DATA SECTION
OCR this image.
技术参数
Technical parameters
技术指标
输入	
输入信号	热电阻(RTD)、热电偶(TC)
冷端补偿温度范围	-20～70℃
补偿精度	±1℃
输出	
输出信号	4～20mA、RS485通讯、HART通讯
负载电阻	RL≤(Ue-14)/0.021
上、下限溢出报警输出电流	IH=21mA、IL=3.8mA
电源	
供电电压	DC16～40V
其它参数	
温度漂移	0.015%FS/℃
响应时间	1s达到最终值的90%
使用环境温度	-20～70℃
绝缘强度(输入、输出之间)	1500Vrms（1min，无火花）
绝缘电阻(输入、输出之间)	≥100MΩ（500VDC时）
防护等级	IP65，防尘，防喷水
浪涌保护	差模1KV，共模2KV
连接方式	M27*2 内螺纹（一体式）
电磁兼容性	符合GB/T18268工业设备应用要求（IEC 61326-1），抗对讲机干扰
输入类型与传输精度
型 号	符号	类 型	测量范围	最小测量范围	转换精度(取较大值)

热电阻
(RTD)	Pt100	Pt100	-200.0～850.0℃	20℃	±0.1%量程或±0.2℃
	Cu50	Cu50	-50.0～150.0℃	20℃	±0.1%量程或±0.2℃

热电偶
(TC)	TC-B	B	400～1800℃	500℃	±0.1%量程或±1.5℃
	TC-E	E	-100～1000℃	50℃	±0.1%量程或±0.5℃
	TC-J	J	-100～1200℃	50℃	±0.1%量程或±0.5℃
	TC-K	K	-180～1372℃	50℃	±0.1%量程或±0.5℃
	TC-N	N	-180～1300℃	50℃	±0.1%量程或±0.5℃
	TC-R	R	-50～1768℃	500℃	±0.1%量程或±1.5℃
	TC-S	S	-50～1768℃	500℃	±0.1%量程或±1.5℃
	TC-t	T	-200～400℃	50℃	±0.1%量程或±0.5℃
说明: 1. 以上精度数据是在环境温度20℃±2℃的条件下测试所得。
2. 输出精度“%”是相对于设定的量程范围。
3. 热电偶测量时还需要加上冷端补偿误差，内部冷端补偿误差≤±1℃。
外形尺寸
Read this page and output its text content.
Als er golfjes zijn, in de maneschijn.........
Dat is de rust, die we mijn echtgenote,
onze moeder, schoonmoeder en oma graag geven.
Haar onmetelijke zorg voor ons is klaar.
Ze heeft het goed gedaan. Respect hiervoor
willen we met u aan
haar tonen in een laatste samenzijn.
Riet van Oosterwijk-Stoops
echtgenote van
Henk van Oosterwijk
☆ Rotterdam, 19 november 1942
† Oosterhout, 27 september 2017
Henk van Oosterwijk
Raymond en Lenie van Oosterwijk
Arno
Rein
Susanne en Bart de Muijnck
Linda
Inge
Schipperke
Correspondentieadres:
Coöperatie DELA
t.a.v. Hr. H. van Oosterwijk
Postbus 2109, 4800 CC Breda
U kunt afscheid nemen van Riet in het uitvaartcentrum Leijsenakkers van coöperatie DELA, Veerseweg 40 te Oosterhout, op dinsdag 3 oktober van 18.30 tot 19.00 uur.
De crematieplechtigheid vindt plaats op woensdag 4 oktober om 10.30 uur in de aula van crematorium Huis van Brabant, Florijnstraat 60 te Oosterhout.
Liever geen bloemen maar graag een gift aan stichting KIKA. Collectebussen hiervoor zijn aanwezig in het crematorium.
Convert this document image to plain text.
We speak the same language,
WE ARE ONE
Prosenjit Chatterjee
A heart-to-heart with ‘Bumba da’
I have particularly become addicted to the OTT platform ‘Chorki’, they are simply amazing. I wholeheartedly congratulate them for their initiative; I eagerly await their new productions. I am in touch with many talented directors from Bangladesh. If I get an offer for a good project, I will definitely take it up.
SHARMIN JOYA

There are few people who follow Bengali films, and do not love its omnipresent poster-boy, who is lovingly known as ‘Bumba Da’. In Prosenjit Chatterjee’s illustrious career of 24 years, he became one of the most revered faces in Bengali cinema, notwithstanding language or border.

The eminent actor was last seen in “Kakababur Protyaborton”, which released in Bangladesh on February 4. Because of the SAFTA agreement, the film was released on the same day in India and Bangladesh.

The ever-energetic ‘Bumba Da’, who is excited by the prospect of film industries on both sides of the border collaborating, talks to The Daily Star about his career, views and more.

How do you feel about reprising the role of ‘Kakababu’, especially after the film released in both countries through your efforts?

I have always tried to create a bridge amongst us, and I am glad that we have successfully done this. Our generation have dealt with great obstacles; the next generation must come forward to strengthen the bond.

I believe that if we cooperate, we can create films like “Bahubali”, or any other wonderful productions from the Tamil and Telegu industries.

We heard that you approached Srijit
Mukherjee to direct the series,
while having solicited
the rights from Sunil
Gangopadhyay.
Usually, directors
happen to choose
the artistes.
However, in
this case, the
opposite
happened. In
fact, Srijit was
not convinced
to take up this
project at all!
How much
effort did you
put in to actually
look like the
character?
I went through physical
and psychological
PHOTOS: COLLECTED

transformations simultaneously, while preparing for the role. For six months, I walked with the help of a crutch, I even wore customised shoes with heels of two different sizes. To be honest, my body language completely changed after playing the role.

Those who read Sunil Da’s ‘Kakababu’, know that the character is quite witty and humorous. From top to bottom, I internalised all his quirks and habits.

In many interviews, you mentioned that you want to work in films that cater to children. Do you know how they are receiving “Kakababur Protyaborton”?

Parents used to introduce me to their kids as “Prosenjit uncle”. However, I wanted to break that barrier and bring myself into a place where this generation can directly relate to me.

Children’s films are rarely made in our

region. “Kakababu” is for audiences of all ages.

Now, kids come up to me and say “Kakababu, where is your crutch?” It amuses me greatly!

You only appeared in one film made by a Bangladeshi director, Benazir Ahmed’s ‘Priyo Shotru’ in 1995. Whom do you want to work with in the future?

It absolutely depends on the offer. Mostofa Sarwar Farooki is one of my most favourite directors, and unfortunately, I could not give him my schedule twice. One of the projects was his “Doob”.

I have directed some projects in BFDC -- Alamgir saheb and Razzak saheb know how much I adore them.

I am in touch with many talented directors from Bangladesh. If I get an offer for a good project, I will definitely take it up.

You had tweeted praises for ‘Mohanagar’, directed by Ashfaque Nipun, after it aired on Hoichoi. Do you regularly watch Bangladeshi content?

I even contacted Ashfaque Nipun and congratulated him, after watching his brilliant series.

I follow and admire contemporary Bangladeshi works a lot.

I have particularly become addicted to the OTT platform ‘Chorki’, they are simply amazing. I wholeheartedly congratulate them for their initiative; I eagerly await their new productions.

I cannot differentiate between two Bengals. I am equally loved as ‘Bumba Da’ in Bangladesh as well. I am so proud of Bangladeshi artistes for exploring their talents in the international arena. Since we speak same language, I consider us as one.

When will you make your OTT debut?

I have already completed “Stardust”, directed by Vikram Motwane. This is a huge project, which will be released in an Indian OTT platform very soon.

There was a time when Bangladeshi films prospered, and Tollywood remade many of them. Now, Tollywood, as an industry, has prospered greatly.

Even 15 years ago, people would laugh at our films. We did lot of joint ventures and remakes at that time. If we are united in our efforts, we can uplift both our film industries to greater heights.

WHAT YOU HAVE TO DO
Go through the preceding material and copy each line that has the word "Ashfaque".

COMPLETE ANSWER
You had tweeted praises for ‘Mohanagar’, directed by Ashfaque Nipun, after it aired on Hoichoi. Do you regularly watch Bangladeshi content?
I even contacted Ashfaque Nipun and congratulated him, after watching his brilliant series.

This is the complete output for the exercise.